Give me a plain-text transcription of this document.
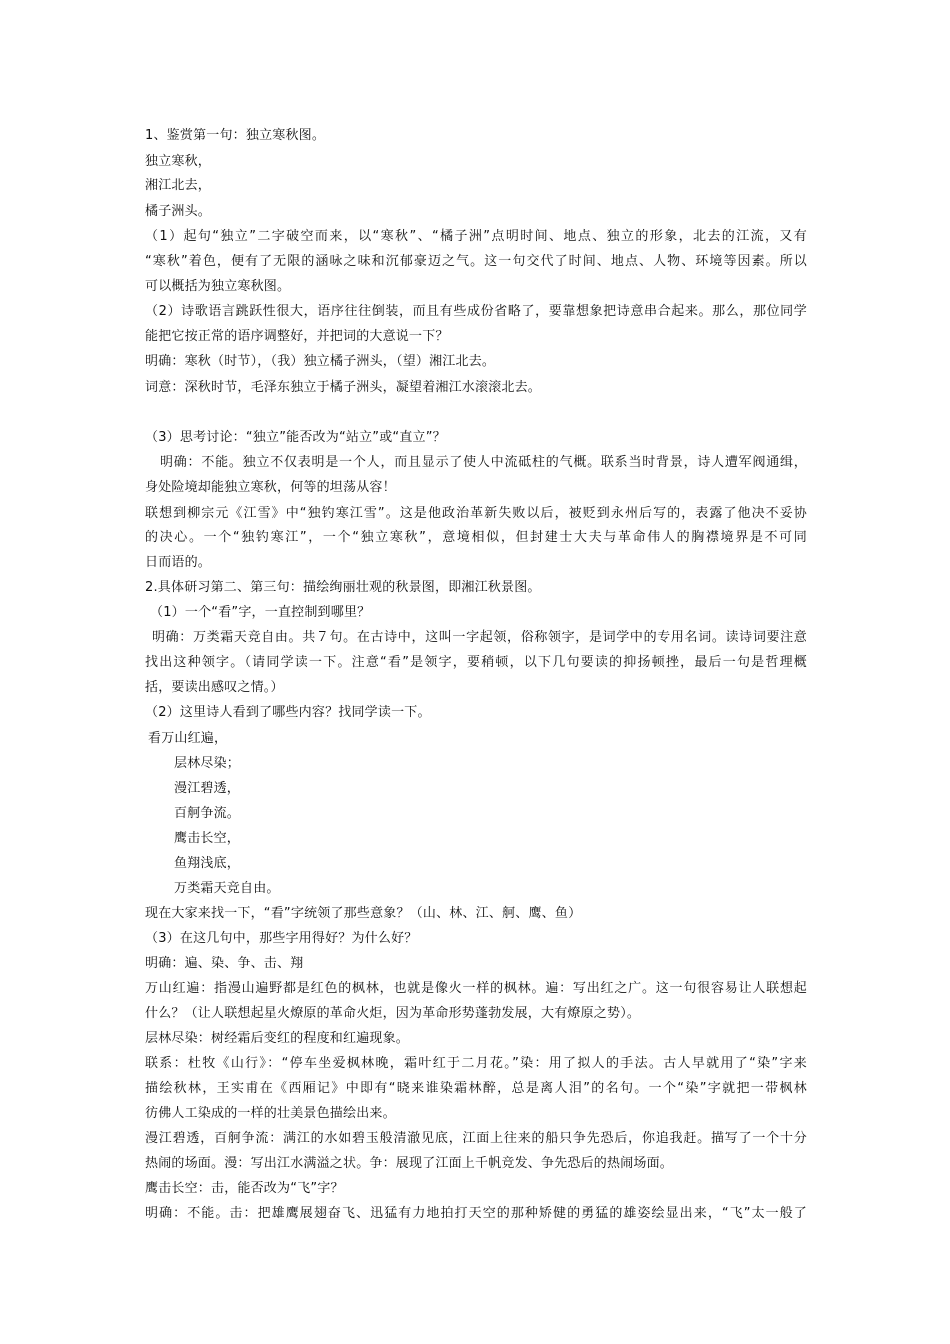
1、鉴赏第一句：独立寒秋图。
独立寒秋，
湘江北去，
橘子洲头。
（1）起句“独立”二字破空而来，以“寒秋”、“橘子洲”点明时间、地点、独立的形象，北去的江流，又有
“寒秋”着色，便有了无限的涵咏之味和沉郁豪迈之气。这一句交代了时间、地点、人物、环境等因素。所以
可以概括为独立寒秋图。
（2）诗歌语言跳跃性很大，语序往往倒装，而且有些成份省略了，要靠想象把诗意串合起来。那么，那位同学
能把它按正常的语序调整好，并把词的大意说一下？
明确：寒秋（时节），（我）独立橘子洲头，（望）湘江北去。
词意：深秋时节，毛泽东独立于橘子洲头，凝望着湘江水滚滚北去。
（3）思考讨论：“独立”能否改为“站立”或“直立”？
明确：不能。独立不仅表明是一个人，而且显示了使人中流砥柱的气概。联系当时背景，诗人遭军阀通缉，
身处险境却能独立寒秋，何等的坦荡从容！
联想到柳宗元《江雪》中“独钓寒江雪”。这是他政治革新失败以后，被贬到永州后写的，表露了他决不妥协
的决心。一个“独钓寒江”，一个“独立寒秋”，意境相似，但封建士大夫与革命伟人的胸襟境界是不可同
日而语的。
2.具体研习第二、第三句：描绘绚丽壮观的秋景图，即湘江秋景图。
（1）一个“看”字，一直控制到哪里？
明确：万类霜天竞自由。共７句。在古诗中，这叫一字起领，俗称领字，是词学中的专用名词。读诗词要注意
找出这种领字。（请同学读一下。注意“看”是领字，要稍顿，以下几句要读的抑扬顿挫，最后一句是哲理概
括，要读出感叹之情。）
（2）这里诗人看到了哪些内容？找同学读一下。
看万山红遍，
层林尽染；
漫江碧透，
百舸争流。
鹰击长空，
鱼翔浅底，
万类霜天竞自由。
现在大家来找一下，“看”字统领了那些意象？（山、林、江、舸、鹰、鱼）
（3）在这几句中，那些字用得好？为什么好？
明确：遍、染、争、击、翔
万山红遍：指漫山遍野都是红色的枫林，也就是像火一样的枫林。遍：写出红之广。这一句很容易让人联想起
什么？（让人联想起星火燎原的革命火炬，因为革命形势蓬勃发展，大有燎原之势）。
层林尽染：树经霜后变红的程度和红遍现象。
联系：杜牧《山行》：“停车坐爱枫林晚，霜叶红于二月花。”染：用了拟人的手法。古人早就用了“染”字来
描绘秋林，王实甫在《西厢记》中即有“晓来谁染霜林醉，总是离人泪”的名句。一个“染”字就把一带枫林
彷佛人工染成的一样的壮美景色描绘出来。
漫江碧透，百舸争流：满江的水如碧玉般清澈见底，江面上往来的船只争先恐后，你追我赶。描写了一个十分
热闹的场面。漫：写出江水满溢之状。争：展现了江面上千帆竞发、争先恐后的热闹场面。
鹰击长空：击，能否改为“飞”字？
明确：不能。击：把雄鹰展翅奋飞、迅猛有力地拍打天空的那种矫健的勇猛的雄姿绘显出来，“飞”太一般了
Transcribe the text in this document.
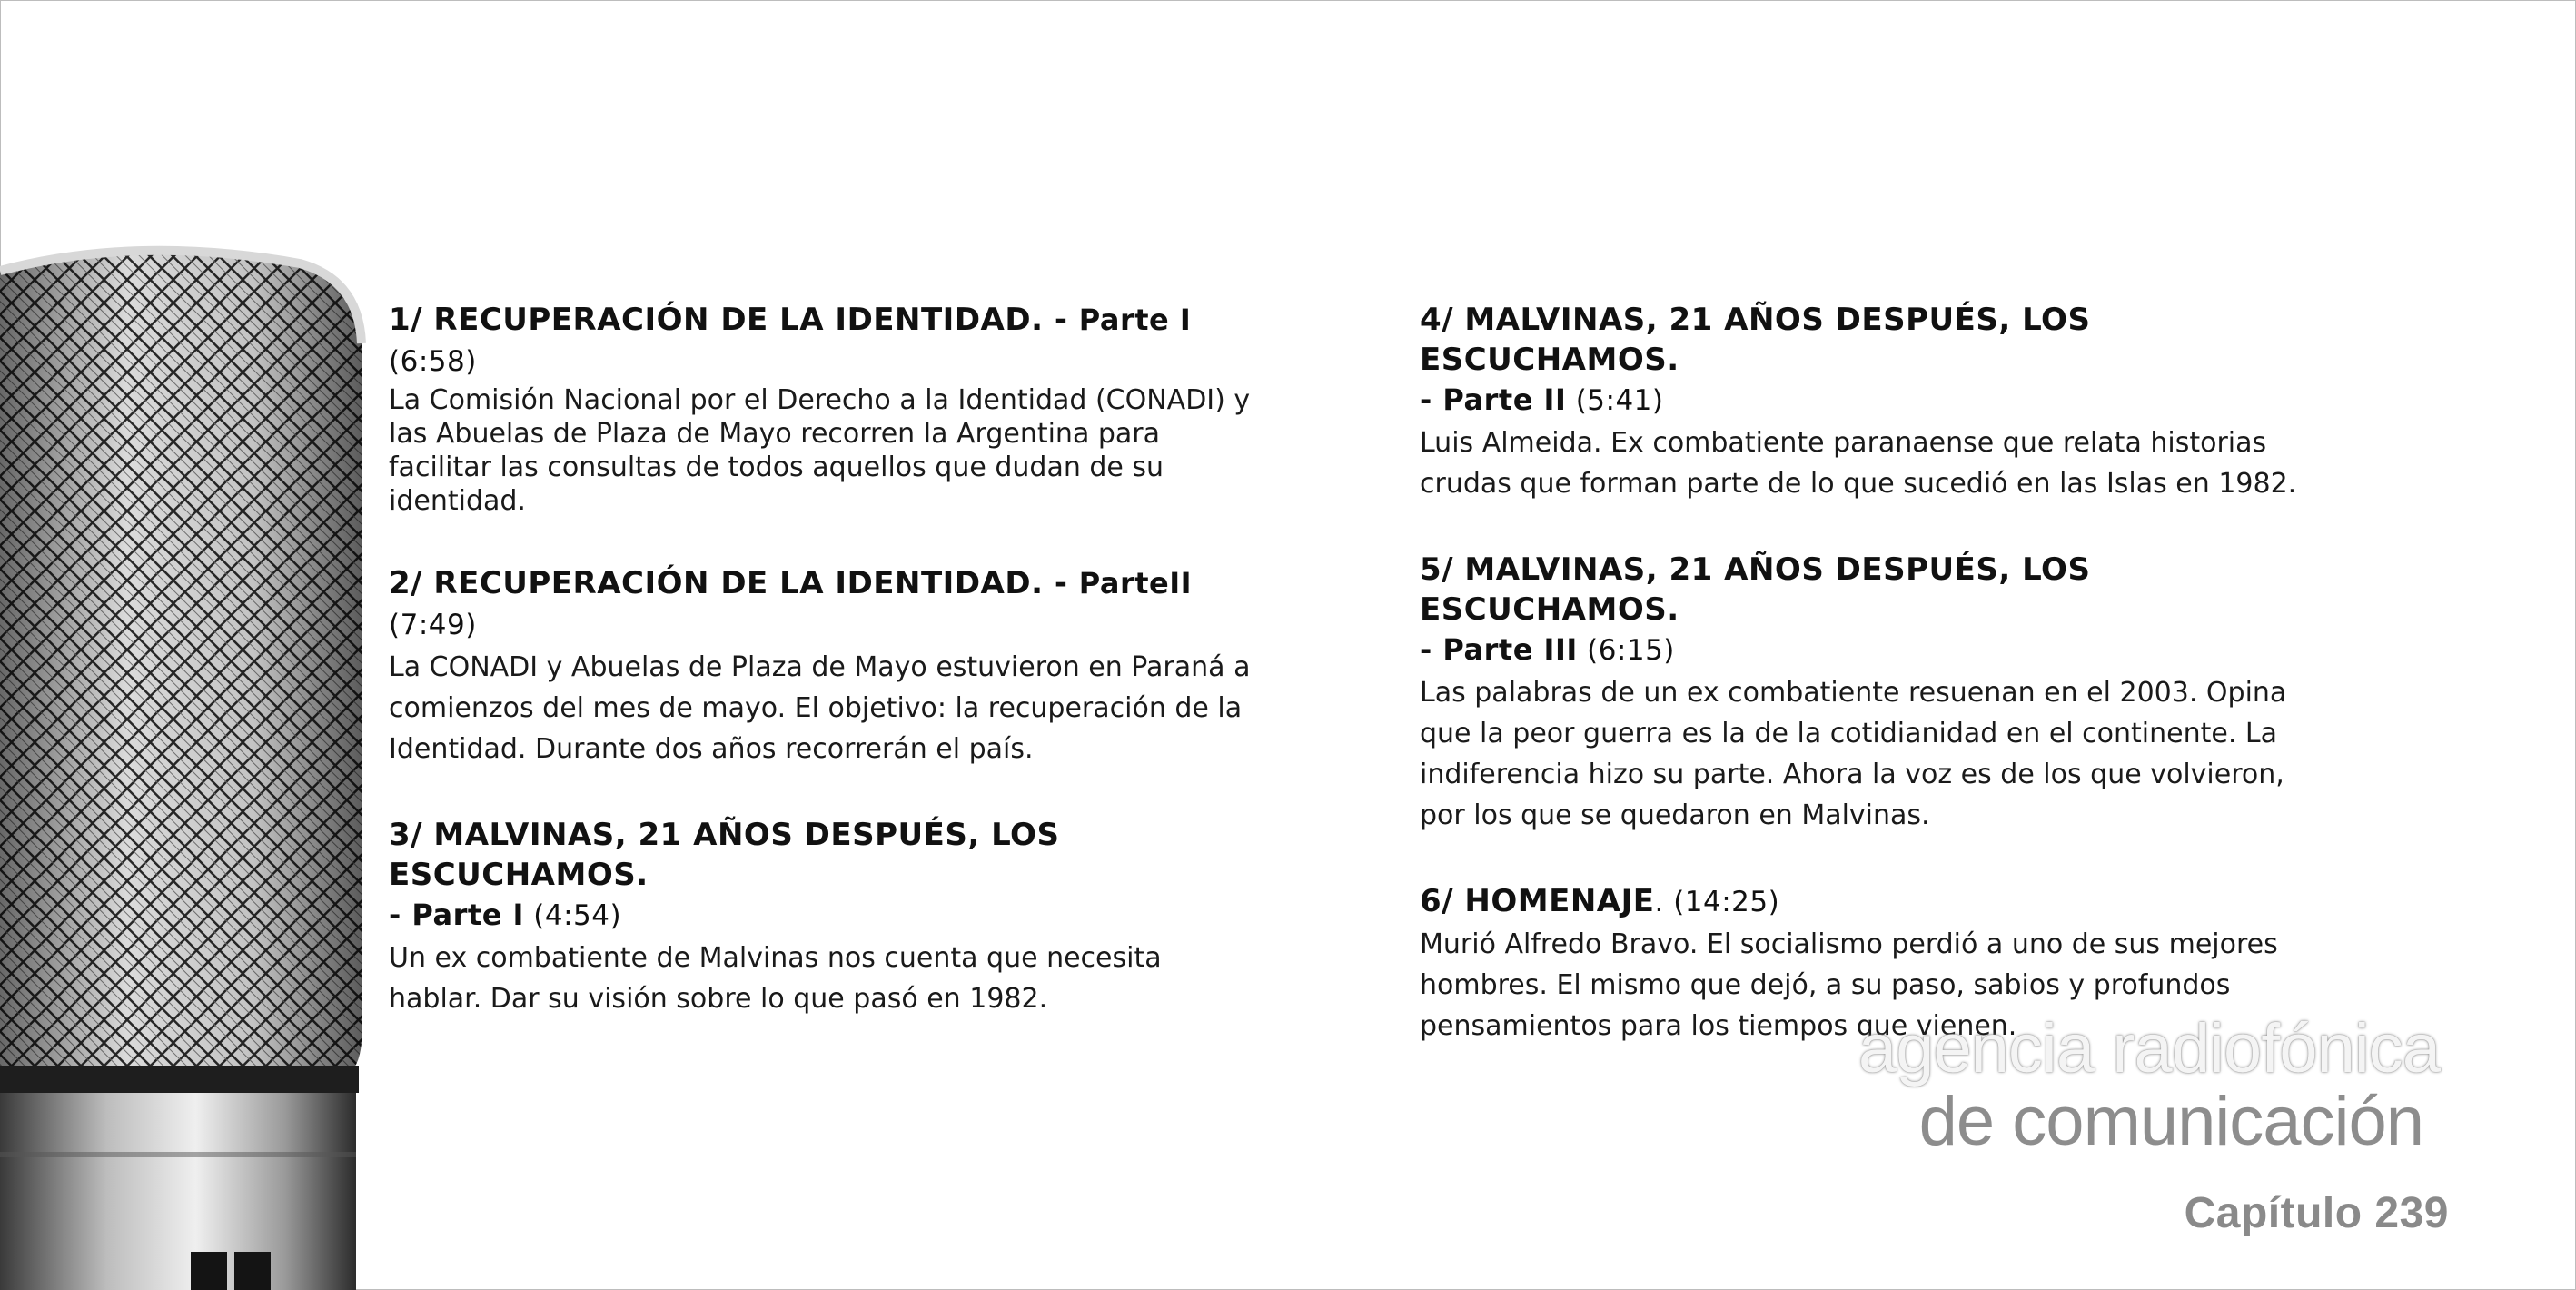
1/ RECUPERACIÓN DE LA IDENTIDAD. - Parte I (6:58)
La Comisión Nacional por el Derecho a la Identidad (CONADI) y las Abuelas de Plaza de Mayo recorren la Argentina para facilitar las consultas de todos aquellos que dudan de su identidad.
2/ RECUPERACIÓN DE LA IDENTIDAD. - ParteII (7:49)
La CONADI y Abuelas de Plaza de Mayo estuvieron en Paraná a comienzos del mes de mayo. El objetivo: la recuperación de la Identidad. Durante dos años recorrerán el país.
3/ MALVINAS, 21 AÑOS DESPUÉS, LOS ESCUCHAMOS.
- Parte I (4:54)
Un ex combatiente de Malvinas nos cuenta que necesita hablar. Dar su visión sobre lo que pasó en 1982.
4/ MALVINAS, 21 AÑOS DESPUÉS, LOS ESCUCHAMOS.
- Parte II (5:41)
Luis Almeida. Ex combatiente paranaense que relata historias crudas que forman parte de lo que sucedió en las Islas en 1982.
5/ MALVINAS, 21 AÑOS DESPUÉS, LOS ESCUCHAMOS.
- Parte III (6:15)
Las palabras de un ex combatiente resuenan en el 2003. Opina que la peor guerra es la de la cotidianidad en el continente. La indiferencia hizo su parte. Ahora la voz es de los que volvieron, por los que se quedaron en Malvinas.
6/ HOMENAJE. (14:25)
Murió Alfredo Bravo. El socialismo perdió a uno de sus mejores hombres. El mismo que dejó, a su paso, sabios y profundos pensamientos para los tiempos que vienen.
agencia radiofónica
de comunicación
Capítulo 239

▶ _PROBLEM DETAILS_: Copy out all the data exactly; skip the pictures.

▶ _COMPLETED EXERCISE_:
Give me a plain-text transcription of this document.
1、鉴赏第一句：独立寒秋图。
独立寒秋，
湘江北去，
橘子洲头。
（1）起句“独立”二字破空而来，以“寒秋”、“橘子洲”点明时间、地点、独立的形象，北去的江流，又有
“寒秋”着色，便有了无限的涵咏之味和沉郁豪迈之气。这一句交代了时间、地点、人物、环境等因素。所以
可以概括为独立寒秋图。
（2）诗歌语言跳跃性很大，语序往往倒装，而且有些成份省略了，要靠想象把诗意串合起来。那么，那位同学
能把它按正常的语序调整好，并把词的大意说一下？
明确：寒秋（时节），（我）独立橘子洲头，（望）湘江北去。
词意：深秋时节，毛泽东独立于橘子洲头，凝望着湘江水滚滚北去。
（3）思考讨论：“独立”能否改为“站立”或“直立”？
明确：不能。独立不仅表明是一个人，而且显示了使人中流砥柱的气概。联系当时背景，诗人遭军阀通缉，
身处险境却能独立寒秋，何等的坦荡从容！
联想到柳宗元《江雪》中“独钓寒江雪”。这是他政治革新失败以后，被贬到永州后写的，表露了他决不妥协
的决心。一个“独钓寒江”，一个“独立寒秋”，意境相似，但封建士大夫与革命伟人的胸襟境界是不可同
日而语的。
2.具体研习第二、第三句：描绘绚丽壮观的秋景图，即湘江秋景图。
（1）一个“看”字，一直控制到哪里？
明确：万类霜天竞自由。共７句。在古诗中，这叫一字起领，俗称领字，是词学中的专用名词。读诗词要注意
找出这种领字。（请同学读一下。注意“看”是领字，要稍顿，以下几句要读的抑扬顿挫，最后一句是哲理概
括，要读出感叹之情。）
（2）这里诗人看到了哪些内容？找同学读一下。
看万山红遍，
层林尽染；
漫江碧透，
百舸争流。
鹰击长空，
鱼翔浅底，
万类霜天竞自由。
现在大家来找一下，“看”字统领了那些意象？（山、林、江、舸、鹰、鱼）
（3）在这几句中，那些字用得好？为什么好？
明确：遍、染、争、击、翔
万山红遍：指漫山遍野都是红色的枫林，也就是像火一样的枫林。遍：写出红之广。这一句很容易让人联想起
什么？（让人联想起星火燎原的革命火炬，因为革命形势蓬勃发展，大有燎原之势）。
层林尽染：树经霜后变红的程度和红遍现象。
联系：杜牧《山行》：“停车坐爱枫林晚，霜叶红于二月花。”染：用了拟人的手法。古人早就用了“染”字来
描绘秋林，王实甫在《西厢记》中即有“晓来谁染霜林醉，总是离人泪”的名句。一个“染”字就把一带枫林
彷佛人工染成的一样的壮美景色描绘出来。
漫江碧透，百舸争流：满江的水如碧玉般清澈见底，江面上往来的船只争先恐后，你追我赶。描写了一个十分
热闹的场面。漫：写出江水满溢之状。争：展现了江面上千帆竞发、争先恐后的热闹场面。
鹰击长空：击，能否改为“飞”字？
明确：不能。击：把雄鹰展翅奋飞、迅猛有力地拍打天空的那种矫健的勇猛的雄姿绘显出来，“飞”太一般了
Transcribe the text in this document.
1/ RECUPERACIÓN DE LA IDENTIDAD. - Parte I (6:58)
La Comisión Nacional por el Derecho a la Identidad (CONADI) y las Abuelas de Plaza de Mayo recorren la Argentina para facilitar las consultas de todos aquellos que dudan de su identidad.
2/ RECUPERACIÓN DE LA IDENTIDAD. - ParteII (7:49)
La CONADI y Abuelas de Plaza de Mayo estuvieron en Paraná a comienzos del mes de mayo. El objetivo: la recuperación de la Identidad. Durante dos años recorrerán el país.
3/ MALVINAS, 21 AÑOS DESPUÉS, LOS ESCUCHAMOS.
- Parte I (4:54)
Un ex combatiente de Malvinas nos cuenta que necesita hablar. Dar su visión sobre lo que pasó en 1982.
4/ MALVINAS, 21 AÑOS DESPUÉS, LOS ESCUCHAMOS.
- Parte II (5:41)
Luis Almeida. Ex combatiente paranaense que relata historias crudas que forman parte de lo que sucedió en las Islas en 1982.
5/ MALVINAS, 21 AÑOS DESPUÉS, LOS ESCUCHAMOS.
- Parte III (6:15)
Las palabras de un ex combatiente resuenan en el 2003. Opina que la peor guerra es la de la cotidianidad en el continente. La indiferencia hizo su parte. Ahora la voz es de los que volvieron, por los que se quedaron en Malvinas.
6/ HOMENAJE. (14:25)
Murió Alfredo Bravo. El socialismo perdió a uno de sus mejores hombres. El mismo que dejó, a su paso, sabios y profundos pensamientos para los tiempos que vienen.
agencia radiofónica
de comunicación
Capítulo 239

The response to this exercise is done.